§ **GOAL**
Retype each of the following items character for character.
[Start SOURCE RECORDS]
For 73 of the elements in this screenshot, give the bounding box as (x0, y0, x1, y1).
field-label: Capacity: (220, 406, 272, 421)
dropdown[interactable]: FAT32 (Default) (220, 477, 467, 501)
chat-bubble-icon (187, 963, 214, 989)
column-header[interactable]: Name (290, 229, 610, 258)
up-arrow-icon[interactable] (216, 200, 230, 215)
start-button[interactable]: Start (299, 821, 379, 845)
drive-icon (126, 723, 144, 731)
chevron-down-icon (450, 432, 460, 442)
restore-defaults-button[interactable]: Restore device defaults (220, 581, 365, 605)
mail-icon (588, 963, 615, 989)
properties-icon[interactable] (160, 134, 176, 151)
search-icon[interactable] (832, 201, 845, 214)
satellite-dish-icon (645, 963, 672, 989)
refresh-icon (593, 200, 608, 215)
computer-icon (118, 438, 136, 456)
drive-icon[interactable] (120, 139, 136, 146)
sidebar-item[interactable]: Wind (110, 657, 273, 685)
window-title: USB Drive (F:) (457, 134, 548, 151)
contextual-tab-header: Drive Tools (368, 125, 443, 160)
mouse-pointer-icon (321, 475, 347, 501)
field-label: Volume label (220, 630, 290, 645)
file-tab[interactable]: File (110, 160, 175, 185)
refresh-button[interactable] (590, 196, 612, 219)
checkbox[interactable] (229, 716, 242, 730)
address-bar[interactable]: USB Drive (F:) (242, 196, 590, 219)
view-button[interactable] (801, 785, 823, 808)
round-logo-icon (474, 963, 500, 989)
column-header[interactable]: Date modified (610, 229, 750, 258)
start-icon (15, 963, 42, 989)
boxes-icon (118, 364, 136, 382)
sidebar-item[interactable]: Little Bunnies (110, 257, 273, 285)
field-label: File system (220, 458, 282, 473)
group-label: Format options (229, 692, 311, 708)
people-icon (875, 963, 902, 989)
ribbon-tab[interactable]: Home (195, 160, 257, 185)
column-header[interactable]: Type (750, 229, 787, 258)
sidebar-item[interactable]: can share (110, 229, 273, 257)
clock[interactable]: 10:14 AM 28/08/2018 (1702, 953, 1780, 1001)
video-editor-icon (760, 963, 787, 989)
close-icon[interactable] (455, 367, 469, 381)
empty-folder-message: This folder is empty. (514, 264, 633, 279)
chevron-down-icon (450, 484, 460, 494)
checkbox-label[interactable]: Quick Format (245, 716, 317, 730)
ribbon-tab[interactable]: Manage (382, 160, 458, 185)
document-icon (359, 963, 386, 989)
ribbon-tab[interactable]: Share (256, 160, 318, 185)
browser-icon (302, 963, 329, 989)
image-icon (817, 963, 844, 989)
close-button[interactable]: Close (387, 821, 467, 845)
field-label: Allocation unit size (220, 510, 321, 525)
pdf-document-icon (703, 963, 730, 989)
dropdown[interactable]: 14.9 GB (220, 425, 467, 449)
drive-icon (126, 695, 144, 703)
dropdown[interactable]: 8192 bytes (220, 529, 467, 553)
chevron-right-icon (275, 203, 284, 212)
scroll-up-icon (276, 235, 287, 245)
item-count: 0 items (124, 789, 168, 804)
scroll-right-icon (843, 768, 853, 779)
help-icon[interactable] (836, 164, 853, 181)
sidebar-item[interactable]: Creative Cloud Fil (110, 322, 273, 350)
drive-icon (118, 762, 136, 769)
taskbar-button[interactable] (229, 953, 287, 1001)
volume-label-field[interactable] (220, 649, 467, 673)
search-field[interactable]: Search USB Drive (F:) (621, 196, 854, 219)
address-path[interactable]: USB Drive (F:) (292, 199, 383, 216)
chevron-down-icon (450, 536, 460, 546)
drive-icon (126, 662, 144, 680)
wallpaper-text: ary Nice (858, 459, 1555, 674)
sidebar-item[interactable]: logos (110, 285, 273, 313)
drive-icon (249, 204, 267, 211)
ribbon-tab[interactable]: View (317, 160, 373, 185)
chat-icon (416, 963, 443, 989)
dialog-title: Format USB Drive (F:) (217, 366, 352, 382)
[End SOURCE RECORDS]
§ **EXERCISE SOLUTION**
For 73 of the elements in this screenshot, give the bounding box as (x0, y0, x1, y1).
field-label: Capacity: (220, 406, 272, 421)
dropdown[interactable]: FAT32 (Default) (220, 477, 467, 501)
chat-bubble-icon (187, 963, 214, 989)
column-header[interactable]: Name (290, 229, 610, 258)
up-arrow-icon[interactable] (216, 200, 230, 215)
start-button[interactable]: Start (299, 821, 379, 845)
drive-icon (126, 723, 144, 731)
chevron-down-icon (450, 432, 460, 442)
restore-defaults-button[interactable]: Restore device defaults (220, 581, 365, 605)
mail-icon (588, 963, 615, 989)
properties-icon[interactable] (160, 134, 176, 151)
search-icon[interactable] (832, 201, 845, 214)
satellite-dish-icon (645, 963, 672, 989)
refresh-icon (593, 200, 608, 215)
computer-icon (118, 438, 136, 456)
drive-icon[interactable] (120, 139, 136, 146)
sidebar-item[interactable]: Wind (110, 657, 273, 685)
window-title: USB Drive (F:) (457, 134, 548, 151)
contextual-tab-header: Drive Tools (368, 125, 443, 160)
mouse-pointer-icon (321, 475, 347, 501)
field-label: Volume label (220, 630, 290, 645)
file-tab[interactable]: File (110, 160, 175, 185)
refresh-button[interactable] (590, 196, 612, 219)
checkbox[interactable] (229, 716, 242, 730)
address-bar[interactable]: USB Drive (F:) (242, 196, 590, 219)
view-button[interactable] (801, 785, 823, 808)
round-logo-icon (474, 963, 500, 989)
column-header[interactable]: Date modified (610, 229, 750, 258)
start-icon (15, 963, 42, 989)
boxes-icon (118, 364, 136, 382)
sidebar-item[interactable]: Little Bunnies (110, 257, 273, 285)
field-label: File system (220, 458, 282, 473)
group-label: Format options (229, 692, 311, 708)
people-icon (875, 963, 902, 989)
ribbon-tab[interactable]: Home (195, 160, 257, 185)
column-header[interactable]: Type (750, 229, 787, 258)
sidebar-item[interactable]: can share (110, 229, 273, 257)
clock[interactable]: 10:14 AM 28/08/2018 (1702, 953, 1780, 1001)
video-editor-icon (760, 963, 787, 989)
close-icon[interactable] (455, 367, 469, 381)
empty-folder-message: This folder is empty. (514, 264, 633, 279)
chevron-down-icon (450, 484, 460, 494)
checkbox-label[interactable]: Quick Format (245, 716, 317, 730)
ribbon-tab[interactable]: Manage (382, 160, 458, 185)
document-icon (359, 963, 386, 989)
ribbon-tab[interactable]: Share (256, 160, 318, 185)
browser-icon (302, 963, 329, 989)
image-icon (817, 963, 844, 989)
close-button[interactable]: Close (387, 821, 467, 845)
field-label: Allocation unit size (220, 510, 321, 525)
pdf-document-icon (703, 963, 730, 989)
dropdown[interactable]: 14.9 GB (220, 425, 467, 449)
drive-icon (126, 695, 144, 703)
dropdown[interactable]: 8192 bytes (220, 529, 467, 553)
chevron-right-icon (275, 203, 284, 212)
scroll-up-icon (276, 235, 287, 245)
item-count: 0 items (124, 789, 168, 804)
scroll-right-icon (843, 768, 853, 779)
help-icon[interactable] (836, 164, 853, 181)
sidebar-item[interactable]: Creative Cloud Fil (110, 322, 273, 350)
drive-icon (118, 762, 136, 769)
taskbar-button[interactable] (229, 953, 287, 1001)
volume-label-field[interactable] (220, 649, 467, 673)
search-field[interactable]: Search USB Drive (F:) (621, 196, 854, 219)
address-path[interactable]: USB Drive (F:) (292, 199, 383, 216)
chevron-down-icon (450, 536, 460, 546)
drive-icon (126, 662, 144, 680)
wallpaper-text: ary Nice (858, 459, 1555, 674)
sidebar-item[interactable]: logos (110, 285, 273, 313)
drive-icon (249, 204, 267, 211)
ribbon-tab[interactable]: View (317, 160, 373, 185)
chat-icon (416, 963, 443, 989)
dialog-title: Format USB Drive (F:) (217, 366, 352, 382)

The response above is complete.